→ **ENTRIES SHOWN**
-------------------------
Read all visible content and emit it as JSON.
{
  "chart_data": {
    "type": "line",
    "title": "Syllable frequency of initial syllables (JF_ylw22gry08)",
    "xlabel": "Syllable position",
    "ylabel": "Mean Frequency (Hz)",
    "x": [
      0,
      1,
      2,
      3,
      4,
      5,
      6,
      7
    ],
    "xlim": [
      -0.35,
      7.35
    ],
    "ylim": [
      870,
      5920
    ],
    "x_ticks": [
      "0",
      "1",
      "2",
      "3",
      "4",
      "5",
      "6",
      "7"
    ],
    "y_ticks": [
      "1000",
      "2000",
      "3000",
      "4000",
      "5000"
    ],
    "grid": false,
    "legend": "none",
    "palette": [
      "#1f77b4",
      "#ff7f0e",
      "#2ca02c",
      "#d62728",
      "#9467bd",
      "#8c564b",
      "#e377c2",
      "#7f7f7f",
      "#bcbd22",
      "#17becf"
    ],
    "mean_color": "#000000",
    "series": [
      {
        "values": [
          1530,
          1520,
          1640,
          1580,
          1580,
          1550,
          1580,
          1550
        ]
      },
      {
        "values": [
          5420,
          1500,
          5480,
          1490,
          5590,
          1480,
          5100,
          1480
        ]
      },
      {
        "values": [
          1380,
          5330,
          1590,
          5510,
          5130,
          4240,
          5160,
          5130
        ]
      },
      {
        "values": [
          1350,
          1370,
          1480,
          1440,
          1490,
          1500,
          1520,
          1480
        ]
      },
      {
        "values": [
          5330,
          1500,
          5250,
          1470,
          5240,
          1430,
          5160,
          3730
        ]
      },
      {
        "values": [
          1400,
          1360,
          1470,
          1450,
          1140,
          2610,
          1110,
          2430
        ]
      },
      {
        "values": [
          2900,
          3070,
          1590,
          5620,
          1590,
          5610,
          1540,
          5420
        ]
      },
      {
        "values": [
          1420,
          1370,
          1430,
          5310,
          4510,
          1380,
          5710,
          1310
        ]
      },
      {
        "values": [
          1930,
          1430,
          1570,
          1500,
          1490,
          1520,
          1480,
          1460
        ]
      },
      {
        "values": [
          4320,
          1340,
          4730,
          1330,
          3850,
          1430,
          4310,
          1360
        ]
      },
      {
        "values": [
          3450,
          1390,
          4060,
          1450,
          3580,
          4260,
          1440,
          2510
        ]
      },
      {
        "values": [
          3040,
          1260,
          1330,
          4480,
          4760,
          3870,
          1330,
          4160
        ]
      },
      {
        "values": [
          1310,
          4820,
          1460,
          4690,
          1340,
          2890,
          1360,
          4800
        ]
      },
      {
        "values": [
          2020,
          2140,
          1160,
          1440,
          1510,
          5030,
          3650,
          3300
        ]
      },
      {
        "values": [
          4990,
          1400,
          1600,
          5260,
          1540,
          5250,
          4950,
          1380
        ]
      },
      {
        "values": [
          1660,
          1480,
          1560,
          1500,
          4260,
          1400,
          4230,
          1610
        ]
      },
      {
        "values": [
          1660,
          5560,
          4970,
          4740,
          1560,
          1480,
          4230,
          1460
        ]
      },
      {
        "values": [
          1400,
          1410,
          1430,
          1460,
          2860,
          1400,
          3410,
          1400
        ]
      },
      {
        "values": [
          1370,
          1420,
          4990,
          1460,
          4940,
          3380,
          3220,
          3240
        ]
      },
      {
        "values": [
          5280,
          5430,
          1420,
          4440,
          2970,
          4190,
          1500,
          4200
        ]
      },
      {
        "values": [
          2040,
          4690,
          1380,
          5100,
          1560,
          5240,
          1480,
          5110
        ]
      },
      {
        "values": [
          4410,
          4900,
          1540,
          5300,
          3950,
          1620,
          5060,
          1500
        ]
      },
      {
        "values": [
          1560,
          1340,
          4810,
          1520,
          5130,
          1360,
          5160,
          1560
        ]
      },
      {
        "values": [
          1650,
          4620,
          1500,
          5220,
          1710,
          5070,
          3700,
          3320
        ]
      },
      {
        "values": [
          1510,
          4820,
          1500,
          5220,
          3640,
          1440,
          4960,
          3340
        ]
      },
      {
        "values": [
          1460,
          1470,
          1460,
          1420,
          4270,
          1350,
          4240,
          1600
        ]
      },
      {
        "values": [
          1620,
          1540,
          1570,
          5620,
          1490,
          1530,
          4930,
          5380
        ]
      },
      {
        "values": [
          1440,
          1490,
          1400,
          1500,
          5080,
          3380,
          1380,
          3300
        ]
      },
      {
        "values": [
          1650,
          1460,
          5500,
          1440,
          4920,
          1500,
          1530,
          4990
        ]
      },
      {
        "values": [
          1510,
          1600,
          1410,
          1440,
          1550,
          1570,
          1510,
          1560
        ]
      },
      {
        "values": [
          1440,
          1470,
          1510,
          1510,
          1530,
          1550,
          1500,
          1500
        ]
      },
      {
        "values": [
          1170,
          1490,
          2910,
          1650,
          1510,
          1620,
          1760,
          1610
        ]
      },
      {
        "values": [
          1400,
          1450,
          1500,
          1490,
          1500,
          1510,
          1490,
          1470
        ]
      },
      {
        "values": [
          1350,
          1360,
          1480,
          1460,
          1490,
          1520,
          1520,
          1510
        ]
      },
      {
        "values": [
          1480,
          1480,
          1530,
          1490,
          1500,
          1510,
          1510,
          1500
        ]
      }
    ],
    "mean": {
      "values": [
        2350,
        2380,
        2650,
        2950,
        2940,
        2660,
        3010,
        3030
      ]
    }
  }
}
-------------------------
→ **TO DO**
Write out all the data again, exactly as it appears.

→ **EXERCISE RESPONSE**
Read all visible content and emit it as JSON.
{
  "chart_data": {
    "type": "line",
    "title": "Syllable frequency of initial syllables (JF_ylw22gry08)",
    "xlabel": "Syllable position",
    "ylabel": "Mean Frequency (Hz)",
    "x": [
      0,
      1,
      2,
      3,
      4,
      5,
      6,
      7
    ],
    "xlim": [
      -0.35,
      7.35
    ],
    "ylim": [
      870,
      5920
    ],
    "x_ticks": [
      "0",
      "1",
      "2",
      "3",
      "4",
      "5",
      "6",
      "7"
    ],
    "y_ticks": [
      "1000",
      "2000",
      "3000",
      "4000",
      "5000"
    ],
    "grid": false,
    "legend": "none",
    "palette": [
      "#1f77b4",
      "#ff7f0e",
      "#2ca02c",
      "#d62728",
      "#9467bd",
      "#8c564b",
      "#e377c2",
      "#7f7f7f",
      "#bcbd22",
      "#17becf"
    ],
    "mean_color": "#000000",
    "series": [
      {
        "values": [
          1530,
          1520,
          1640,
          1580,
          1580,
          1550,
          1580,
          1550
        ]
      },
      {
        "values": [
          5420,
          1500,
          5480,
          1490,
          5590,
          1480,
          5100,
          1480
        ]
      },
      {
        "values": [
          1380,
          5330,
          1590,
          5510,
          5130,
          4240,
          5160,
          5130
        ]
      },
      {
        "values": [
          1350,
          1370,
          1480,
          1440,
          1490,
          1500,
          1520,
          1480
        ]
      },
      {
        "values": [
          5330,
          1500,
          5250,
          1470,
          5240,
          1430,
          5160,
          3730
        ]
      },
      {
        "values": [
          1400,
          1360,
          1470,
          1450,
          1140,
          2610,
          1110,
          2430
        ]
      },
      {
        "values": [
          2900,
          3070,
          1590,
          5620,
          1590,
          5610,
          1540,
          5420
        ]
      },
      {
        "values": [
          1420,
          1370,
          1430,
          5310,
          4510,
          1380,
          5710,
          1310
        ]
      },
      {
        "values": [
          1930,
          1430,
          1570,
          1500,
          1490,
          1520,
          1480,
          1460
        ]
      },
      {
        "values": [
          4320,
          1340,
          4730,
          1330,
          3850,
          1430,
          4310,
          1360
        ]
      },
      {
        "values": [
          3450,
          1390,
          4060,
          1450,
          3580,
          4260,
          1440,
          2510
        ]
      },
      {
        "values": [
          3040,
          1260,
          1330,
          4480,
          4760,
          3870,
          1330,
          4160
        ]
      },
      {
        "values": [
          1310,
          4820,
          1460,
          4690,
          1340,
          2890,
          1360,
          4800
        ]
      },
      {
        "values": [
          2020,
          2140,
          1160,
          1440,
          1510,
          5030,
          3650,
          3300
        ]
      },
      {
        "values": [
          4990,
          1400,
          1600,
          5260,
          1540,
          5250,
          4950,
          1380
        ]
      },
      {
        "values": [
          1660,
          1480,
          1560,
          1500,
          4260,
          1400,
          4230,
          1610
        ]
      },
      {
        "values": [
          1660,
          5560,
          4970,
          4740,
          1560,
          1480,
          4230,
          1460
        ]
      },
      {
        "values": [
          1400,
          1410,
          1430,
          1460,
          2860,
          1400,
          3410,
          1400
        ]
      },
      {
        "values": [
          1370,
          1420,
          4990,
          1460,
          4940,
          3380,
          3220,
          3240
        ]
      },
      {
        "values": [
          5280,
          5430,
          1420,
          4440,
          2970,
          4190,
          1500,
          4200
        ]
      },
      {
        "values": [
          2040,
          4690,
          1380,
          5100,
          1560,
          5240,
          1480,
          5110
        ]
      },
      {
        "values": [
          4410,
          4900,
          1540,
          5300,
          3950,
          1620,
          5060,
          1500
        ]
      },
      {
        "values": [
          1560,
          1340,
          4810,
          1520,
          5130,
          1360,
          5160,
          1560
        ]
      },
      {
        "values": [
          1650,
          4620,
          1500,
          5220,
          1710,
          5070,
          3700,
          3320
        ]
      },
      {
        "values": [
          1510,
          4820,
          1500,
          5220,
          3640,
          1440,
          4960,
          3340
        ]
      },
      {
        "values": [
          1460,
          1470,
          1460,
          1420,
          4270,
          1350,
          4240,
          1600
        ]
      },
      {
        "values": [
          1620,
          1540,
          1570,
          5620,
          1490,
          1530,
          4930,
          5380
        ]
      },
      {
        "values": [
          1440,
          1490,
          1400,
          1500,
          5080,
          3380,
          1380,
          3300
        ]
      },
      {
        "values": [
          1650,
          1460,
          5500,
          1440,
          4920,
          1500,
          1530,
          4990
        ]
      },
      {
        "values": [
          1510,
          1600,
          1410,
          1440,
          1550,
          1570,
          1510,
          1560
        ]
      },
      {
        "values": [
          1440,
          1470,
          1510,
          1510,
          1530,
          1550,
          1500,
          1500
        ]
      },
      {
        "values": [
          1170,
          1490,
          2910,
          1650,
          1510,
          1620,
          1760,
          1610
        ]
      },
      {
        "values": [
          1400,
          1450,
          1500,
          1490,
          1500,
          1510,
          1490,
          1470
        ]
      },
      {
        "values": [
          1350,
          1360,
          1480,
          1460,
          1490,
          1520,
          1520,
          1510
        ]
      },
      {
        "values": [
          1480,
          1480,
          1530,
          1490,
          1500,
          1510,
          1510,
          1500
        ]
      }
    ],
    "mean": {
      "values": [
        2350,
        2380,
        2650,
        2950,
        2940,
        2660,
        3010,
        3030
      ]
    }
  }
}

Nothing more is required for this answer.